__WHAT THE EXERCISE ASKS__
Find "Type out the text in this image." in the data below; transcribe the line it appears on and each line after it, exactly, to the end, and nothing else.
***** RECORD EXCERPTS
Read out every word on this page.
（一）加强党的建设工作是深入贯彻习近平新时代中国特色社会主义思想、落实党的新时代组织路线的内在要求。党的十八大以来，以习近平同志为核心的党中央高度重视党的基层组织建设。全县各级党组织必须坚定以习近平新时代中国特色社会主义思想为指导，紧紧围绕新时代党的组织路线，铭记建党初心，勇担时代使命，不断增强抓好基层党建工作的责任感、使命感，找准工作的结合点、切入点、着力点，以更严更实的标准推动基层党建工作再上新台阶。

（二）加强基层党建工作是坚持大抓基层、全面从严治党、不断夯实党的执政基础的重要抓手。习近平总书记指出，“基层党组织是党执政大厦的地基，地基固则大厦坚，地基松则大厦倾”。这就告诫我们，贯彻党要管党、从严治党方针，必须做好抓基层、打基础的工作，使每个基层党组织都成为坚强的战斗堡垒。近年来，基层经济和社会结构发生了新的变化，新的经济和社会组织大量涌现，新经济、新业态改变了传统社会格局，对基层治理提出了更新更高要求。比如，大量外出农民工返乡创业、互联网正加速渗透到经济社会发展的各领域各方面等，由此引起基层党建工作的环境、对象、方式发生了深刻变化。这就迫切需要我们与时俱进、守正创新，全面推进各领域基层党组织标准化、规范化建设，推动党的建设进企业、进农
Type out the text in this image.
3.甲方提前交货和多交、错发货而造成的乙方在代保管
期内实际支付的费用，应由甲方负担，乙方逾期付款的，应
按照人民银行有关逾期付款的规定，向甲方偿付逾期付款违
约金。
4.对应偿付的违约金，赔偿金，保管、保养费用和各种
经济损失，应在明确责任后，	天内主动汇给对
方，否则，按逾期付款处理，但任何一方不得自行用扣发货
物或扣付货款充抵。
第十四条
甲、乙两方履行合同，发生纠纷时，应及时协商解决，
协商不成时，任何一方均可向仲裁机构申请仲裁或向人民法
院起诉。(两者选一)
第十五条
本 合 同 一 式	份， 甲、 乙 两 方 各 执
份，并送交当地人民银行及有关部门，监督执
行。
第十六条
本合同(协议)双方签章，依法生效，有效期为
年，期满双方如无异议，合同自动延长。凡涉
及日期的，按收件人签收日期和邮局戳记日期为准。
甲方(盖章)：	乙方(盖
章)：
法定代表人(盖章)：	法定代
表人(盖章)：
**********
__ANSWER FOR THIS EXERCISE__
Type out the text in this image.
3.甲方提前交货和多交、错发货而造成的乙方在代保管
期内实际支付的费用，应由甲方负担，乙方逾期付款的，应
按照人民银行有关逾期付款的规定，向甲方偿付逾期付款违
约金。
4.对应偿付的违约金，赔偿金，保管、保养费用和各种
经济损失，应在明确责任后，	天内主动汇给对
方，否则，按逾期付款处理，但任何一方不得自行用扣发货
物或扣付货款充抵。
第十四条
甲、乙两方履行合同，发生纠纷时，应及时协商解决，
协商不成时，任何一方均可向仲裁机构申请仲裁或向人民法
院起诉。(两者选一)
第十五条
本 合 同 一 式	份， 甲、 乙 两 方 各 执
份，并送交当地人民银行及有关部门，监督执
行。
第十六条
本合同(协议)双方签章，依法生效，有效期为
年，期满双方如无异议，合同自动延长。凡涉
及日期的，按收件人签收日期和邮局戳记日期为准。
甲方(盖章)：	乙方(盖
章)：
法定代表人(盖章)：	法定代
表人(盖章)：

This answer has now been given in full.